◆ Task details
How many lines in the records below contain the word "this"? Answer with the number alone.

◆ Supplied data
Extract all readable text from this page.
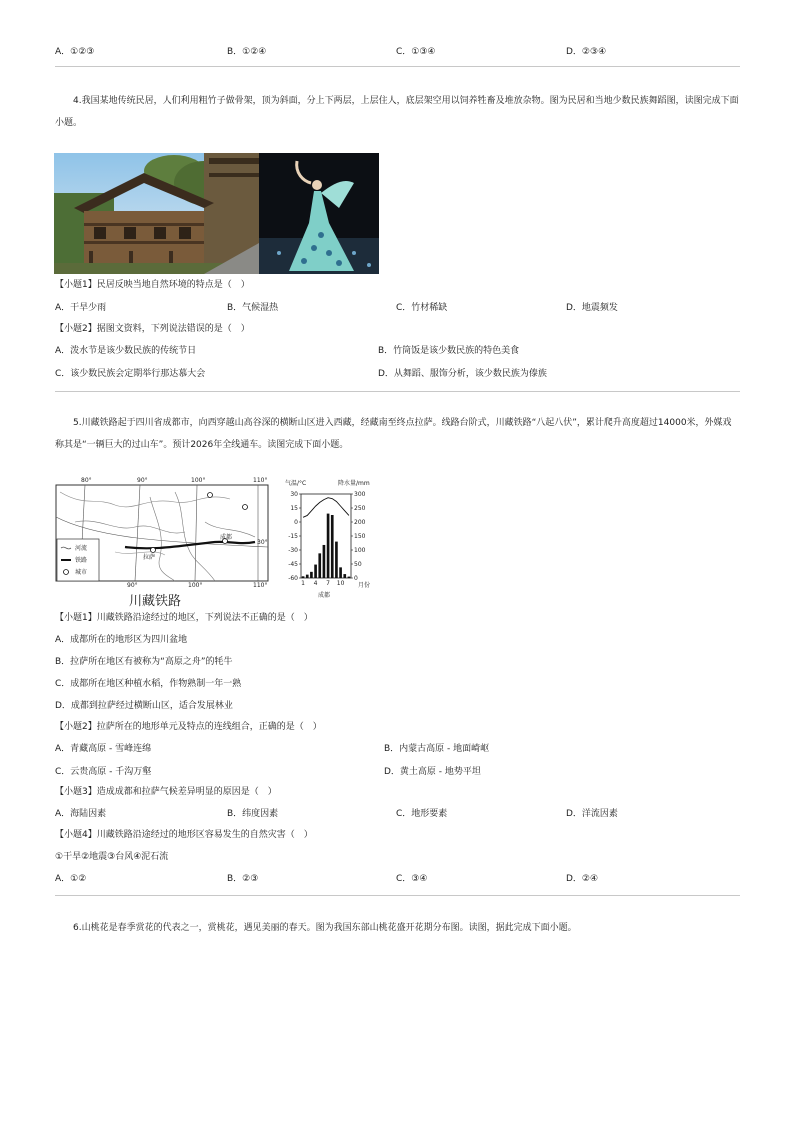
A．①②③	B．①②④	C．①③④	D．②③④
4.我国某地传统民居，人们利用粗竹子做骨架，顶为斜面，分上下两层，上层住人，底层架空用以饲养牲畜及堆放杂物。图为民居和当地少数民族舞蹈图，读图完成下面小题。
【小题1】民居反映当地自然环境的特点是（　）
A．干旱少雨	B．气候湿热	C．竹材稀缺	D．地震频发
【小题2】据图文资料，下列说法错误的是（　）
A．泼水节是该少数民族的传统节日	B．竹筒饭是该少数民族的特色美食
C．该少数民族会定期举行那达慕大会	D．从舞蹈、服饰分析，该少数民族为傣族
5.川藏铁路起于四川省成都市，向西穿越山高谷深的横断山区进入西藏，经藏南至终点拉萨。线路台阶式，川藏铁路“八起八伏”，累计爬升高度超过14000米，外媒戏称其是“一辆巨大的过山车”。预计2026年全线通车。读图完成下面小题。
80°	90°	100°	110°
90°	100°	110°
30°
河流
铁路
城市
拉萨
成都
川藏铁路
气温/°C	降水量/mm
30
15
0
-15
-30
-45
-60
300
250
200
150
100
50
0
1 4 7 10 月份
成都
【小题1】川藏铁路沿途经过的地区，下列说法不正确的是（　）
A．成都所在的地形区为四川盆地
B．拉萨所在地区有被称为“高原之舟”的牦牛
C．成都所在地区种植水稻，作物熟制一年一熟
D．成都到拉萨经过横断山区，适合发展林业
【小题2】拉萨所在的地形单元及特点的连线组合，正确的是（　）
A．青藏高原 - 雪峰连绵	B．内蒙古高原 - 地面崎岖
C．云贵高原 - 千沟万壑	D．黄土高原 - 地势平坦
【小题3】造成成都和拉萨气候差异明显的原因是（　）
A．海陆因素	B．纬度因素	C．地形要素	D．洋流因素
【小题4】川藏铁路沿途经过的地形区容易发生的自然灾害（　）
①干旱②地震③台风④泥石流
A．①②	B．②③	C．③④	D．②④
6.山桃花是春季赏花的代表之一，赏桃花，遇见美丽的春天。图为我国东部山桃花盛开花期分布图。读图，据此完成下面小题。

---

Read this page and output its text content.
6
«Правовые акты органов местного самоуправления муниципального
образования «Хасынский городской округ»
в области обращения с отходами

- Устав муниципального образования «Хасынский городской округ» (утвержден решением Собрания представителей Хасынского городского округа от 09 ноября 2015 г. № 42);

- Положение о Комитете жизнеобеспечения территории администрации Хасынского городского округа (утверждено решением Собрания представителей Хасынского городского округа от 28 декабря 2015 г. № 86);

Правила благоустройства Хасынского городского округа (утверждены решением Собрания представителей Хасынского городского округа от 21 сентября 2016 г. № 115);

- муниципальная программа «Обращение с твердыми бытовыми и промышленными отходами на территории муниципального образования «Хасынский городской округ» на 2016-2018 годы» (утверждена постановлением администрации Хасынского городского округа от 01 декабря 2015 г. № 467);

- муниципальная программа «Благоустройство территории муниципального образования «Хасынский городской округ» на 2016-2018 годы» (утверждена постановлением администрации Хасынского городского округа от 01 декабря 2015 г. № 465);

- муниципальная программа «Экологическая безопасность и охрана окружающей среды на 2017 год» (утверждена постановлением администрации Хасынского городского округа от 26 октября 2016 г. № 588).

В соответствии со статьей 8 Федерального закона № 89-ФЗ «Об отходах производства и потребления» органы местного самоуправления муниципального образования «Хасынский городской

* * *

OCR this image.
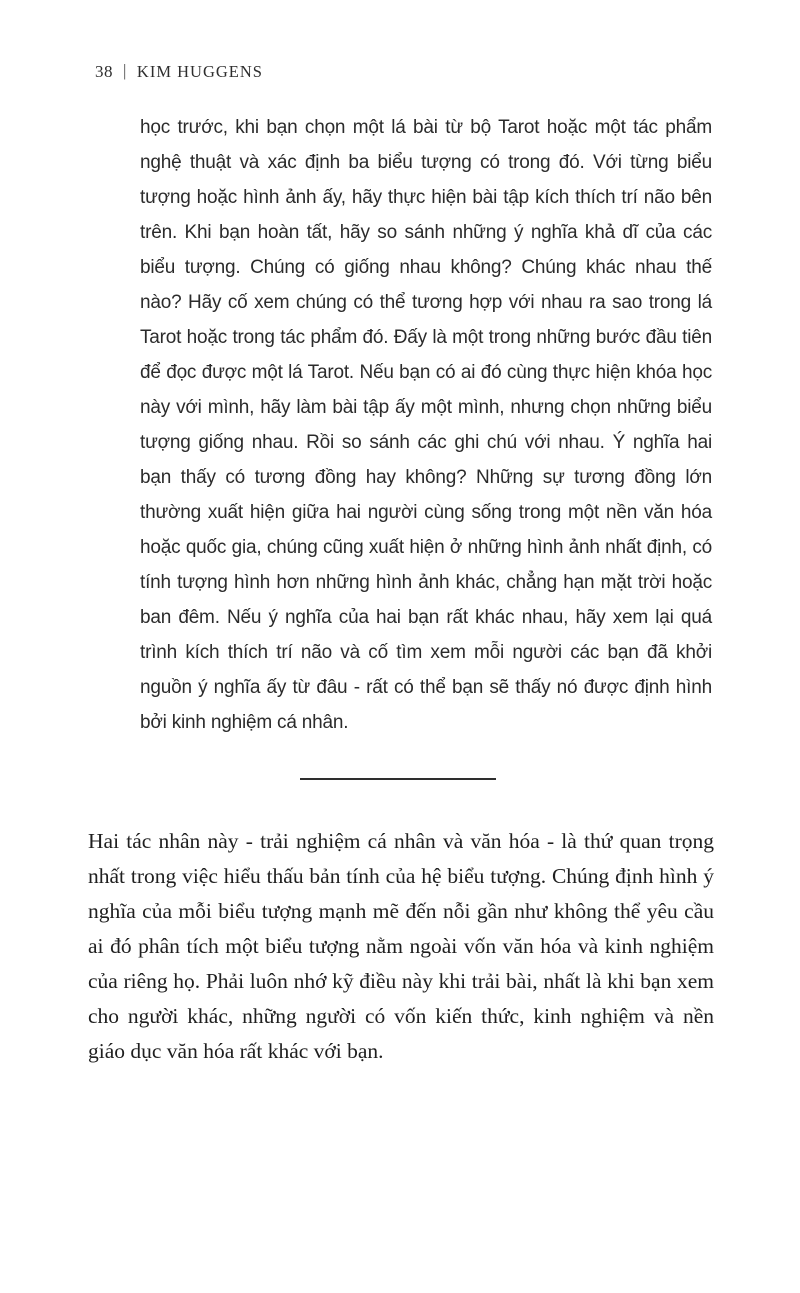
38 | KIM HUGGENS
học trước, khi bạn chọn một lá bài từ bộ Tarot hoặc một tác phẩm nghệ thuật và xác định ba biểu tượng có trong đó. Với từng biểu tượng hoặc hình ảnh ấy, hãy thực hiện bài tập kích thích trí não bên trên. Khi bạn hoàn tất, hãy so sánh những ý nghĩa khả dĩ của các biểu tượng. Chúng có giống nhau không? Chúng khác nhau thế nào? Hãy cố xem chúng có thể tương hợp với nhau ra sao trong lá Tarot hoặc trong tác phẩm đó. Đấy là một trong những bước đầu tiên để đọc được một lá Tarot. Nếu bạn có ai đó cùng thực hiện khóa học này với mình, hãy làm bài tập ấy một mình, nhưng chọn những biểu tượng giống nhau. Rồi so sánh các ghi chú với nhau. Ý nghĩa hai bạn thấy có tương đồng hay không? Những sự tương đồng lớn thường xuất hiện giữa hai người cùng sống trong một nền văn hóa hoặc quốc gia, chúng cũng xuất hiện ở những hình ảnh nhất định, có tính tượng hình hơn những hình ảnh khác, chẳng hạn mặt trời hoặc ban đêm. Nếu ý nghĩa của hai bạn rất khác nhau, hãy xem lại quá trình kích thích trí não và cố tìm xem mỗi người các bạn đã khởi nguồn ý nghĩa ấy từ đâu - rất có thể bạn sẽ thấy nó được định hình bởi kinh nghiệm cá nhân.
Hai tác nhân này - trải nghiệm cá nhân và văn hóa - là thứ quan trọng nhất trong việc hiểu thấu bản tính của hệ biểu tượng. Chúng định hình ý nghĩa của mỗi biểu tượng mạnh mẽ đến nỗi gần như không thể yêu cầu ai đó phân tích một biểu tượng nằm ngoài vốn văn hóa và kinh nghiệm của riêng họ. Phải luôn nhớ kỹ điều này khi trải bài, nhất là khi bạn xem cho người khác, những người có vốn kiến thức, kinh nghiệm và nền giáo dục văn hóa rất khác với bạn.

◆ Task result
3